Reproduce the listing below character for character; drop every image.

□ □ □

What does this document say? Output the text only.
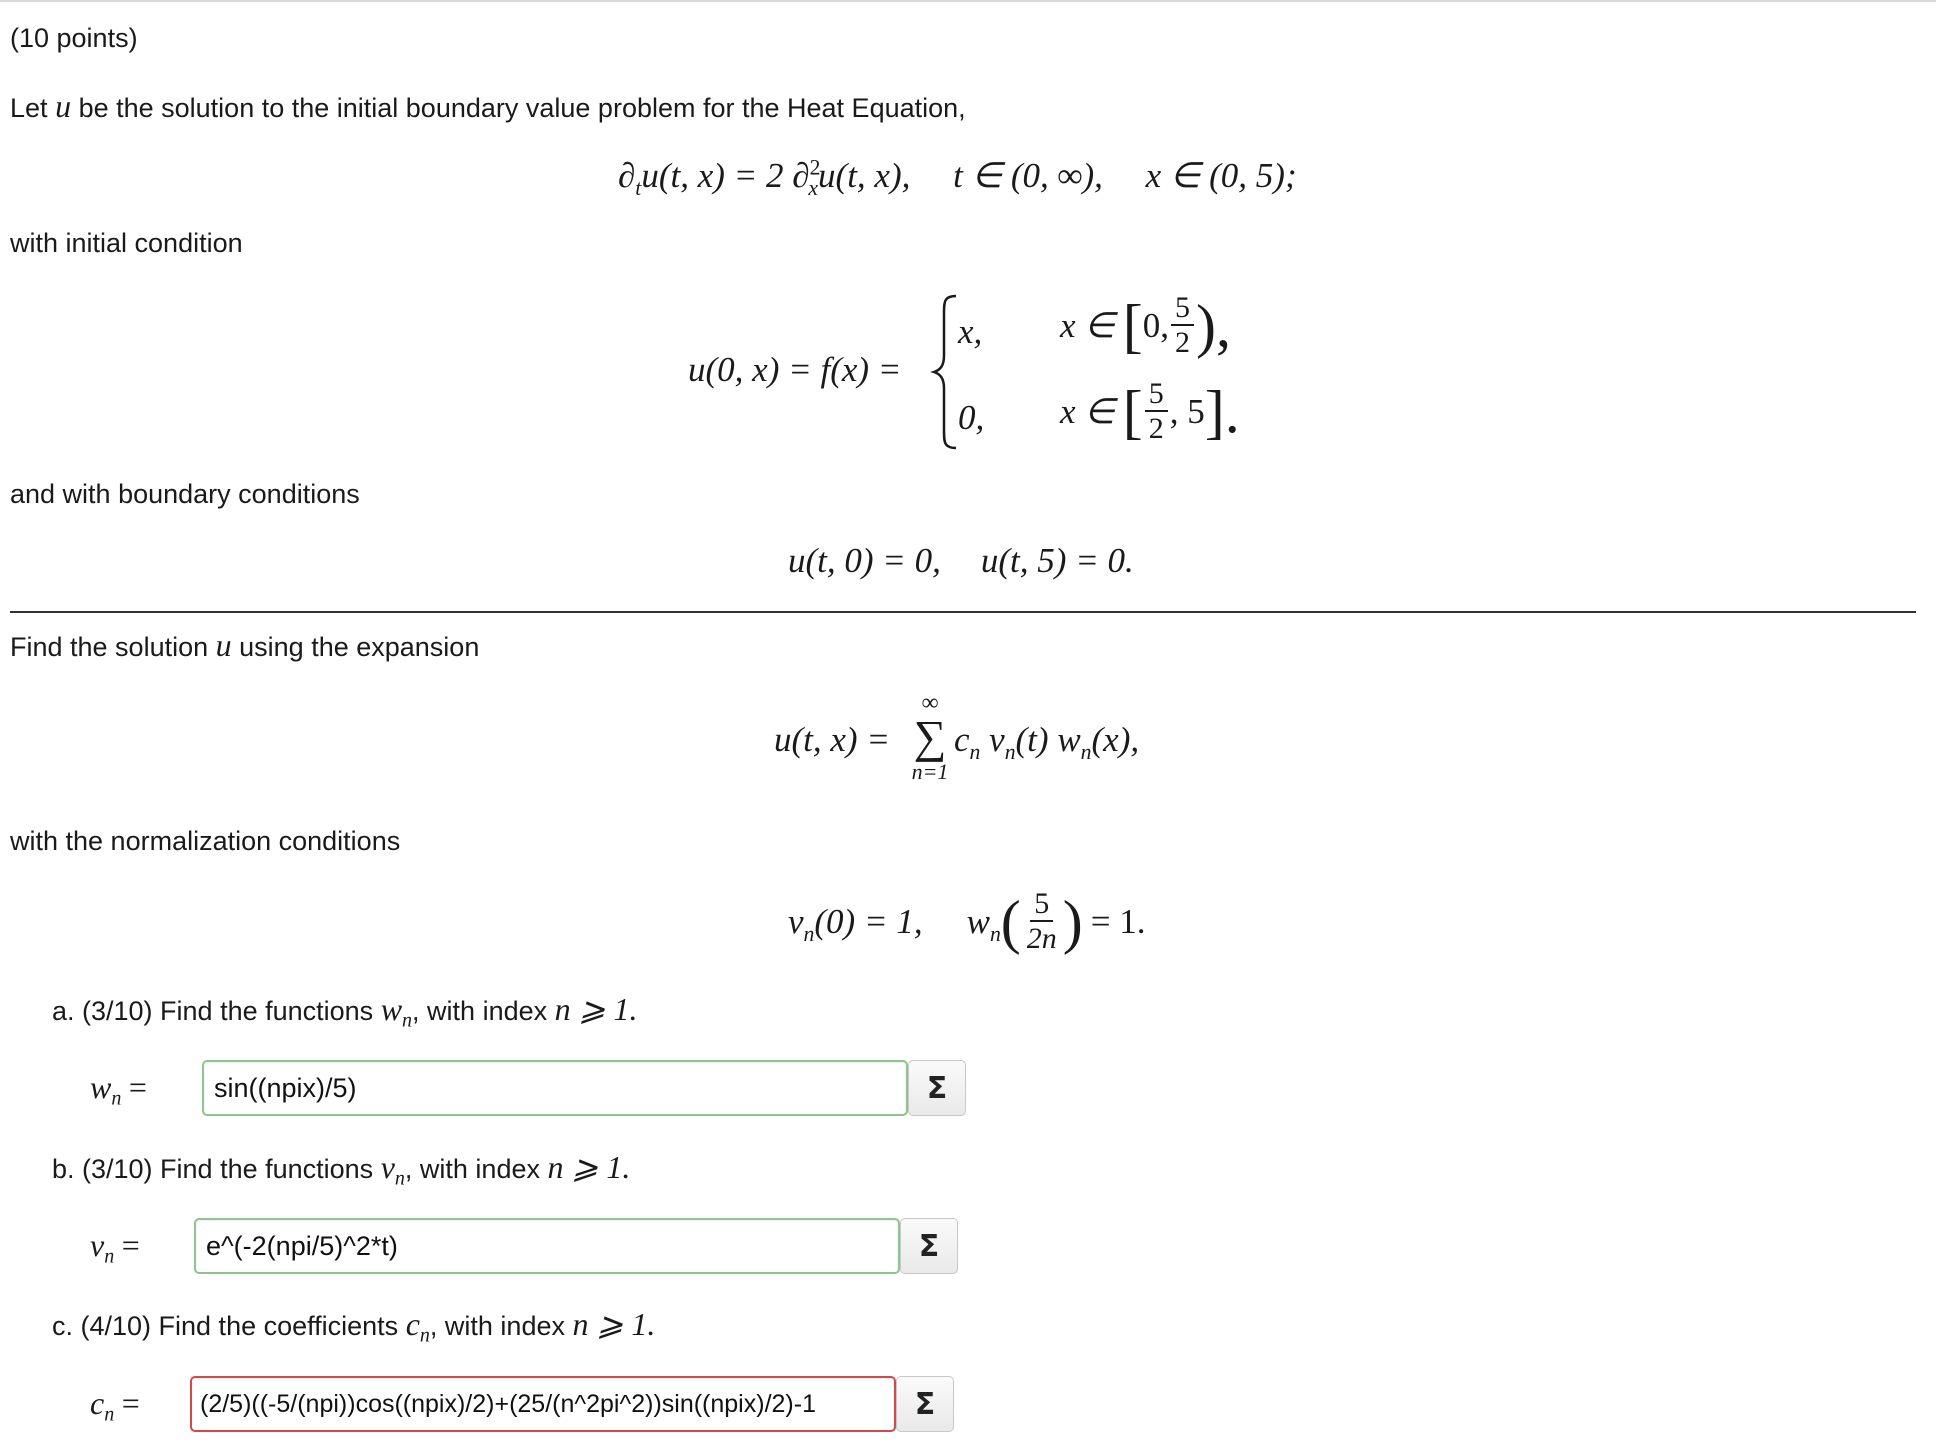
(10 points)
Let u be the solution to the initial boundary value problem for the Heat Equation,
$\partial_tu(t$, x) = 2 ∂$^2_x$u(t, x), t ∈ (0, ∞), x ∈ (0, 5);
with initial condition
u(0, x) = f(x) =
x, x ∈ [ 0, $\frac{5}{2}$ ),
0, x ∈ [ $\frac{5}{2}$ , 5 ].
and with boundary conditions
u(t, 0) = 0, u(t, 5) = 0.
Find the solution u using the expansion
u(t, x) =
∞
∑
n=1
$c_n$ $v_n(t)$ $w_n(x)$,
with the normalization conditions
$v_n(0) = 1$, $w_n$ ( $\frac{5}{2n}$ ) = 1.
a. (3/10) Find the functions $w_n$, with index n ⩾ 1.
$w_n$ =
sin((npix)/5)	Σ
b. (3/10) Find the functions $v_n$, with index n ⩾ 1.
$v_n$ =
e^(-2(npi/5)^2*t)	Σ
c. (4/10) Find the coefficients $c_n$, with index n ⩾ 1.
$c_n$ =
(2/5)((-5/(npi))cos((npix)/2)+(25/(n^2pi^2))sin((npix)/2)-1	Σ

□ □ □

> _RESULT FOR THIS EXERCISE_
What does this document say? Output the text only.
(10 points)
Let u be the solution to the initial boundary value problem for the Heat Equation,
$\partial_tu(t$, x) = 2 ∂$^2_x$u(t, x), t ∈ (0, ∞), x ∈ (0, 5);
with initial condition
u(0, x) = f(x) =
x, x ∈ [ 0, $\frac{5}{2}$ ),
0, x ∈ [ $\frac{5}{2}$ , 5 ].
and with boundary conditions
u(t, 0) = 0, u(t, 5) = 0.
Find the solution u using the expansion
u(t, x) =
∞
∑
n=1
$c_n$ $v_n(t)$ $w_n(x)$,
with the normalization conditions
$v_n(0) = 1$, $w_n$ ( $\frac{5}{2n}$ ) = 1.
a. (3/10) Find the functions $w_n$, with index n ⩾ 1.
$w_n$ =
sin((npix)/5)	Σ
b. (3/10) Find the functions $v_n$, with index n ⩾ 1.
$v_n$ =
e^(-2(npi/5)^2*t)	Σ
c. (4/10) Find the coefficients $c_n$, with index n ⩾ 1.
$c_n$ =
(2/5)((-5/(npi))cos((npix)/2)+(25/(n^2pi^2))sin((npix)/2)-1	Σ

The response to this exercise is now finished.